* begin Entries *
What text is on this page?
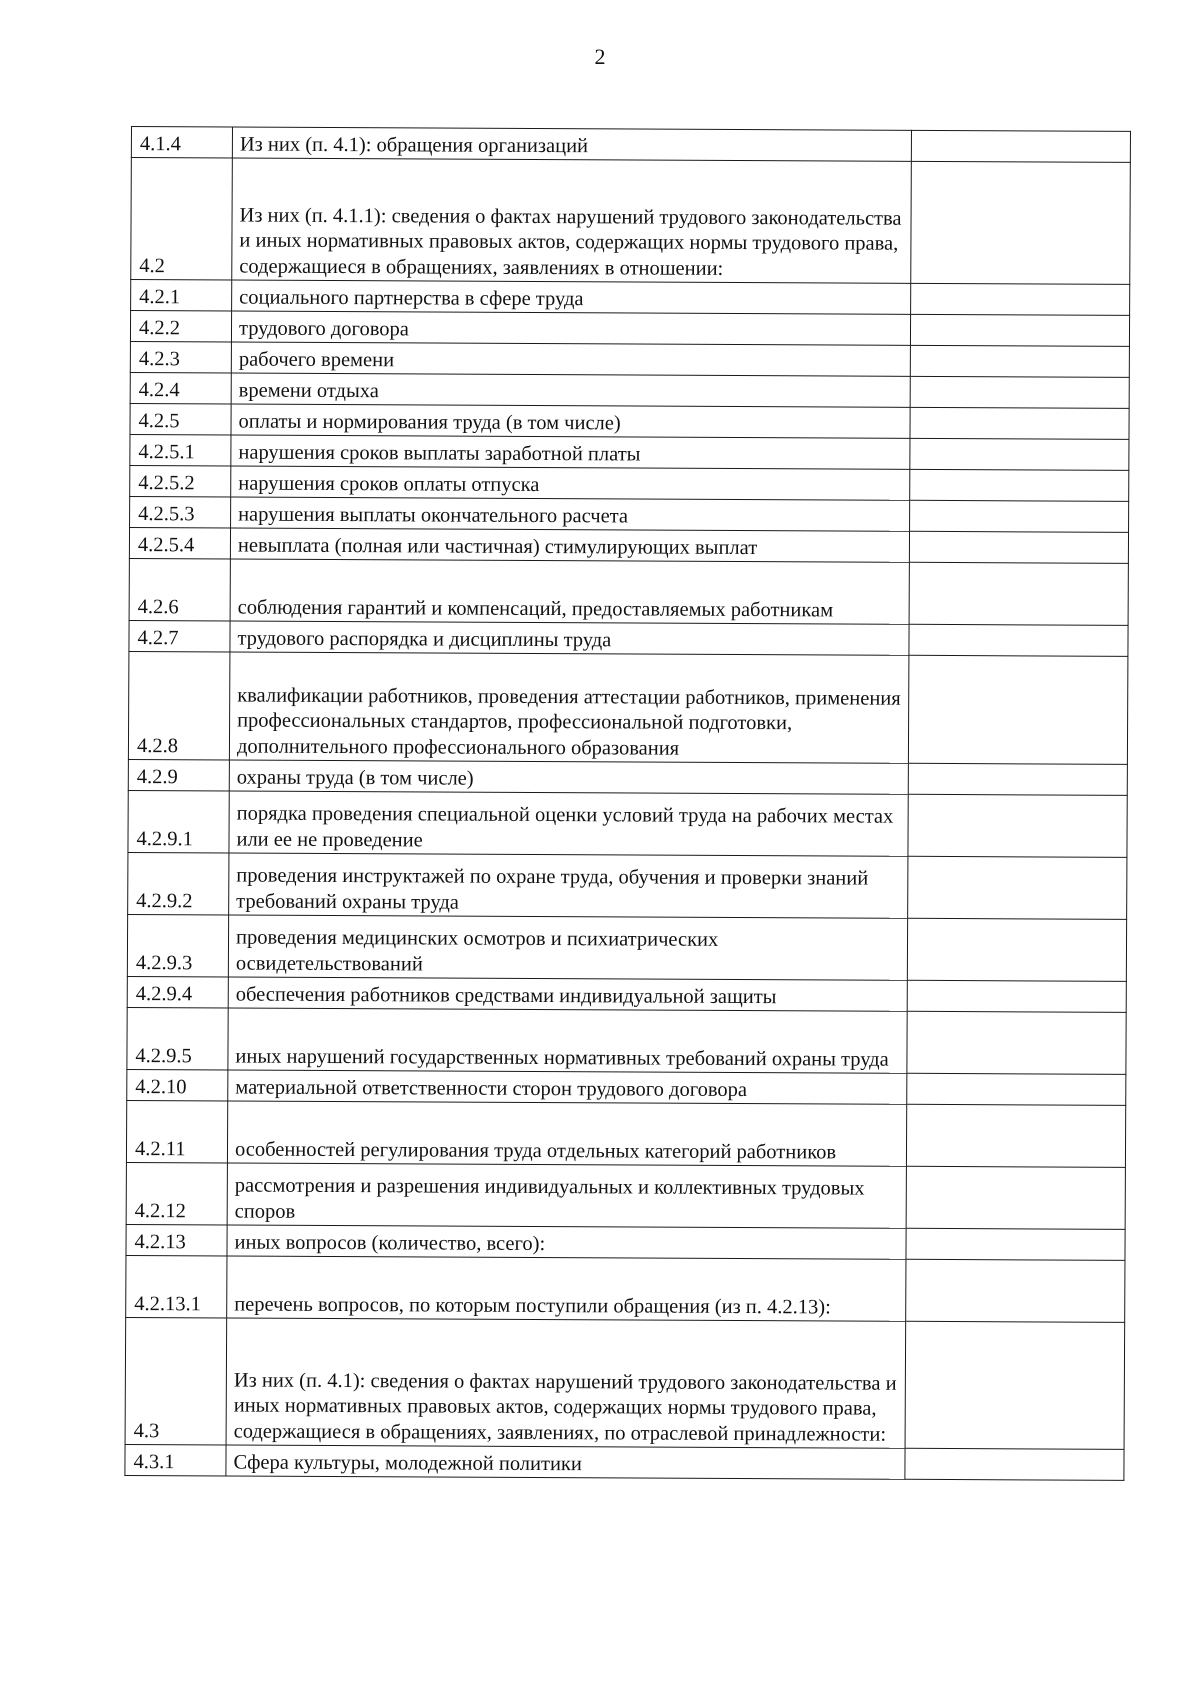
2
4.1.4	Из них (п. 4.1): обращения организаций	
4.2	Из них (п. 4.1.1): сведения о фактах нарушений трудового законодательства и иных нормативных правовых актов, содержащих нормы трудового права, содержащиеся в обращениях, заявлениях в отношении:	
4.2.1	социального партнерства в сфере труда	
4.2.2	трудового договора	
4.2.3	рабочего времени	
4.2.4	времени отдыха	
4.2.5	оплаты и нормирования труда (в том числе)	
4.2.5.1	нарушения сроков выплаты заработной платы	
4.2.5.2	нарушения сроков оплаты отпуска	
4.2.5.3	нарушения выплаты окончательного расчета	
4.2.5.4	невыплата (полная или частичная) стимулирующих выплат	
4.2.6	соблюдения гарантий и компенсаций, предоставляемых работникам	
4.2.7	трудового распорядка и дисциплины труда	
4.2.8	квалификации работников, проведения аттестации работников, применения профессиональных стандартов, профессиональной подготовки, дополнительного профессионального образования	
4.2.9	охраны труда (в том числе)	
4.2.9.1	порядка проведения специальной оценки условий труда на рабочих местах или ее не проведение	
4.2.9.2	проведения инструктажей по охране труда, обучения и проверки знаний требований охраны труда	
4.2.9.3	проведения медицинских осмотров и психиатрических освидетельствований	
4.2.9.4	обеспечения работников средствами индивидуальной защиты	
4.2.9.5	иных нарушений государственных нормативных требований охраны труда	
4.2.10	материальной ответственности сторон трудового договора	
4.2.11	особенностей регулирования труда отдельных категорий работников	
4.2.12	рассмотрения и разрешения индивидуальных и коллективных трудовых споров	
4.2.13	иных вопросов (количество, всего):	
4.2.13.1	перечень вопросов, по которым поступили обращения (из п. 4.2.13):	
4.3	Из них (п. 4.1): сведения о фактах нарушений трудового законодательства и иных нормативных правовых актов, содержащих нормы трудового права, содержащиеся в обращениях, заявлениях, по отраслевой принадлежности:	
4.3.1	Сфера культуры, молодежной политики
* end Entries *
**Short task:** Transcribe the material exactly, keeping every word and none of the pictures.

**Finished answer:**
What text is on this page?
2
4.1.4	Из них (п. 4.1): обращения организаций	
4.2	Из них (п. 4.1.1): сведения о фактах нарушений трудового законодательства и иных нормативных правовых актов, содержащих нормы трудового права, содержащиеся в обращениях, заявлениях в отношении:	
4.2.1	социального партнерства в сфере труда	
4.2.2	трудового договора	
4.2.3	рабочего времени	
4.2.4	времени отдыха	
4.2.5	оплаты и нормирования труда (в том числе)	
4.2.5.1	нарушения сроков выплаты заработной платы	
4.2.5.2	нарушения сроков оплаты отпуска	
4.2.5.3	нарушения выплаты окончательного расчета	
4.2.5.4	невыплата (полная или частичная) стимулирующих выплат	
4.2.6	соблюдения гарантий и компенсаций, предоставляемых работникам	
4.2.7	трудового распорядка и дисциплины труда	
4.2.8	квалификации работников, проведения аттестации работников, применения профессиональных стандартов, профессиональной подготовки, дополнительного профессионального образования	
4.2.9	охраны труда (в том числе)	
4.2.9.1	порядка проведения специальной оценки условий труда на рабочих местах или ее не проведение	
4.2.9.2	проведения инструктажей по охране труда, обучения и проверки знаний требований охраны труда	
4.2.9.3	проведения медицинских осмотров и психиатрических освидетельствований	
4.2.9.4	обеспечения работников средствами индивидуальной защиты	
4.2.9.5	иных нарушений государственных нормативных требований охраны труда	
4.2.10	материальной ответственности сторон трудового договора	
4.2.11	особенностей регулирования труда отдельных категорий работников	
4.2.12	рассмотрения и разрешения индивидуальных и коллективных трудовых споров	
4.2.13	иных вопросов (количество, всего):	
4.2.13.1	перечень вопросов, по которым поступили обращения (из п. 4.2.13):	
4.3	Из них (п. 4.1): сведения о фактах нарушений трудового законодательства и иных нормативных правовых актов, содержащих нормы трудового права, содержащиеся в обращениях, заявлениях, по отраслевой принадлежности:	
4.3.1	Сфера культуры, молодежной политики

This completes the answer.